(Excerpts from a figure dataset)
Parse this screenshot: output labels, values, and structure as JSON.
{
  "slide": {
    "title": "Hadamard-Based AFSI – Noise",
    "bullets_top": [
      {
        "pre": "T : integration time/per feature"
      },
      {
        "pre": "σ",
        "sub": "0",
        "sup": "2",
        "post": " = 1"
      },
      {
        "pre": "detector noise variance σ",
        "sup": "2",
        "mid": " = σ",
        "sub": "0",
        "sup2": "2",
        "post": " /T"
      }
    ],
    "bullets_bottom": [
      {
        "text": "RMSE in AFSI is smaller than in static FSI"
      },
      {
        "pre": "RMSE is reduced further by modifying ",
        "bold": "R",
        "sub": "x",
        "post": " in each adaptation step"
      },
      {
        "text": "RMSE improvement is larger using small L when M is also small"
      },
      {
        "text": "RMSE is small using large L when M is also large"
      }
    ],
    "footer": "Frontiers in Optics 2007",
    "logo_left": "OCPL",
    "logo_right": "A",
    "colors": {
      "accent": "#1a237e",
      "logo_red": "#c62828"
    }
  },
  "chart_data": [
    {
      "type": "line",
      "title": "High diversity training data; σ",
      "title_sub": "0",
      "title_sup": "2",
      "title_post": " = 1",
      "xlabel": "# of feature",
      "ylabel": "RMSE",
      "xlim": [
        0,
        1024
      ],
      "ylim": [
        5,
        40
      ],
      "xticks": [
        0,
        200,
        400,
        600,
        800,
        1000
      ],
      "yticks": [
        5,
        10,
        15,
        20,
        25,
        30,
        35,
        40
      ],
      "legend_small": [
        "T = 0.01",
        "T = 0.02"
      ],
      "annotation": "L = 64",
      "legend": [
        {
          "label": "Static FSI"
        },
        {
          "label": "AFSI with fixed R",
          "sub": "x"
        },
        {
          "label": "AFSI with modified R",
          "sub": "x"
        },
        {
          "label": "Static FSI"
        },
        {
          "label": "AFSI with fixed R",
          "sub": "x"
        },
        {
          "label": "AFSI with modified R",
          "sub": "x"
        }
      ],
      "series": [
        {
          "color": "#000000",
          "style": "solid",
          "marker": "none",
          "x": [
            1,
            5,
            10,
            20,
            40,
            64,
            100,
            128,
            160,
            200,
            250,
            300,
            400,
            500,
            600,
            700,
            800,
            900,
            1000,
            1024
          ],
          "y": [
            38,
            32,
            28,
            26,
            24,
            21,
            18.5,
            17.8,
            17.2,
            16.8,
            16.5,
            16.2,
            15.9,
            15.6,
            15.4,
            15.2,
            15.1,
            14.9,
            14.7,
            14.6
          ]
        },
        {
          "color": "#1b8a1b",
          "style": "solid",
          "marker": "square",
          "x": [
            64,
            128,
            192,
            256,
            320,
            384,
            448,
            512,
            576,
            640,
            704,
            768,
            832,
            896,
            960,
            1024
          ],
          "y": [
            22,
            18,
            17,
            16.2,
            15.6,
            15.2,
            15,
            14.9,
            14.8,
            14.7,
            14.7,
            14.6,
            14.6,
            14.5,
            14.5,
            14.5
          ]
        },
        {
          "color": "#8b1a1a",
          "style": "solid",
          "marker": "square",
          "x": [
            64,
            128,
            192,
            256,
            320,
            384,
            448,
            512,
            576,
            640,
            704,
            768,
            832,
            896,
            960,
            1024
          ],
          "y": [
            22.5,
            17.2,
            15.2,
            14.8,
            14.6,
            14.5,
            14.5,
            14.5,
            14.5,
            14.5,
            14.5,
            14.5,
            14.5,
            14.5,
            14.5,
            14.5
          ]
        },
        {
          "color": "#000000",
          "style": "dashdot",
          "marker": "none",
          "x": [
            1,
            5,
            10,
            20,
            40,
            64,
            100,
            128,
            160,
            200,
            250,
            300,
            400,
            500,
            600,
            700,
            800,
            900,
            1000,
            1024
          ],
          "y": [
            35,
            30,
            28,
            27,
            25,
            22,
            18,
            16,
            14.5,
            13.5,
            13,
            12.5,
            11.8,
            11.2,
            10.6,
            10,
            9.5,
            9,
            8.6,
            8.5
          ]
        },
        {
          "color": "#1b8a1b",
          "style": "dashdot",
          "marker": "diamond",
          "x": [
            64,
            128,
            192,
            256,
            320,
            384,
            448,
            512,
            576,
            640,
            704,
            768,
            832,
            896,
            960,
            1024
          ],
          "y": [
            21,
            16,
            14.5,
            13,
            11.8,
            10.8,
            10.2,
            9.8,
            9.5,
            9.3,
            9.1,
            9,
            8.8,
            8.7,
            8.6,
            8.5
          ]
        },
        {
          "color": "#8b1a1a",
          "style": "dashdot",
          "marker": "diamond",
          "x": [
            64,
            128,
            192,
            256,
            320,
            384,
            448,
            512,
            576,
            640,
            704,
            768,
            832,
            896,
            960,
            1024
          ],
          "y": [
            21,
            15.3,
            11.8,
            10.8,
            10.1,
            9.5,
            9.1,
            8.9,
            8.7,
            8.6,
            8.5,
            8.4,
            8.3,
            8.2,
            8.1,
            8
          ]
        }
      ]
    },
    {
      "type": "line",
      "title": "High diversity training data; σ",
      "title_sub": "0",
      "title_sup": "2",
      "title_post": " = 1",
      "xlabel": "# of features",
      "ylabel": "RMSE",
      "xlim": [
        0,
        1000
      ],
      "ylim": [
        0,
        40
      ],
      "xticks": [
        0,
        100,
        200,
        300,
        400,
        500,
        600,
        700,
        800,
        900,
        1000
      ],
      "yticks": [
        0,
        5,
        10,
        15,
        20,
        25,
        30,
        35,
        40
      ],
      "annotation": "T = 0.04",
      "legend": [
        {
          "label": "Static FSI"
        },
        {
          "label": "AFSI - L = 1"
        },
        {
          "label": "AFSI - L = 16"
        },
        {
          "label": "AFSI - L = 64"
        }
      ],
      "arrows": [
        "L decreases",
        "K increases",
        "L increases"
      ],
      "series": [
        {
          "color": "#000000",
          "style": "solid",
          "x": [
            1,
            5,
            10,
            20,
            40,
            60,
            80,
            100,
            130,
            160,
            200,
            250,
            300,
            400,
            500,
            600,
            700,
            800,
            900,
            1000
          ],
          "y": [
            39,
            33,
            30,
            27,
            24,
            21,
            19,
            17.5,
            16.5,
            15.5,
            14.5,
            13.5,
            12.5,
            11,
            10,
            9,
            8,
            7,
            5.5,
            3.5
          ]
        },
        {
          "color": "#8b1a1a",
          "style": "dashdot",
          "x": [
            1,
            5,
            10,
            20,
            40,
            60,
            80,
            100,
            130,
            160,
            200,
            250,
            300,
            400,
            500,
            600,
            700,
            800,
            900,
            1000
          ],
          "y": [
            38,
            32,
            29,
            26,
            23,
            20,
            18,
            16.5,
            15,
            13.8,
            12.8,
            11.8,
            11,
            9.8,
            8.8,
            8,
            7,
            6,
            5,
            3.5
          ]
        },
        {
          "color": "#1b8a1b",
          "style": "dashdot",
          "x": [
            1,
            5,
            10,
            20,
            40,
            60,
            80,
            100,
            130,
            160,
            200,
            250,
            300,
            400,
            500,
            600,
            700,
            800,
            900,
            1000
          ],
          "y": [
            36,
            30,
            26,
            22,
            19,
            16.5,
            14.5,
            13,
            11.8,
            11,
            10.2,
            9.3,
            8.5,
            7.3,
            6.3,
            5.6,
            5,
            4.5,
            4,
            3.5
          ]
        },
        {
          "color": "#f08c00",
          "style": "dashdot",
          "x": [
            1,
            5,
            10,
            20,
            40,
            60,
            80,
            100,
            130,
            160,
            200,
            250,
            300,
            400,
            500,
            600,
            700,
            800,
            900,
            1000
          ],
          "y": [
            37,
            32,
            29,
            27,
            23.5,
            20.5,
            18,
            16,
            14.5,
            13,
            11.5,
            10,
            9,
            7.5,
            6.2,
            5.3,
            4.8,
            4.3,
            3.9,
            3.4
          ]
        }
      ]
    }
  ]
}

> [GIVEN PROBLEM] Which lines of the data include "also"? Copy each of them.

> [ANSWER TO THIS TASK]
        "text": "RMSE improvement is larger using small L when M is also small"
        "text": "RMSE is small using large L when M is also large"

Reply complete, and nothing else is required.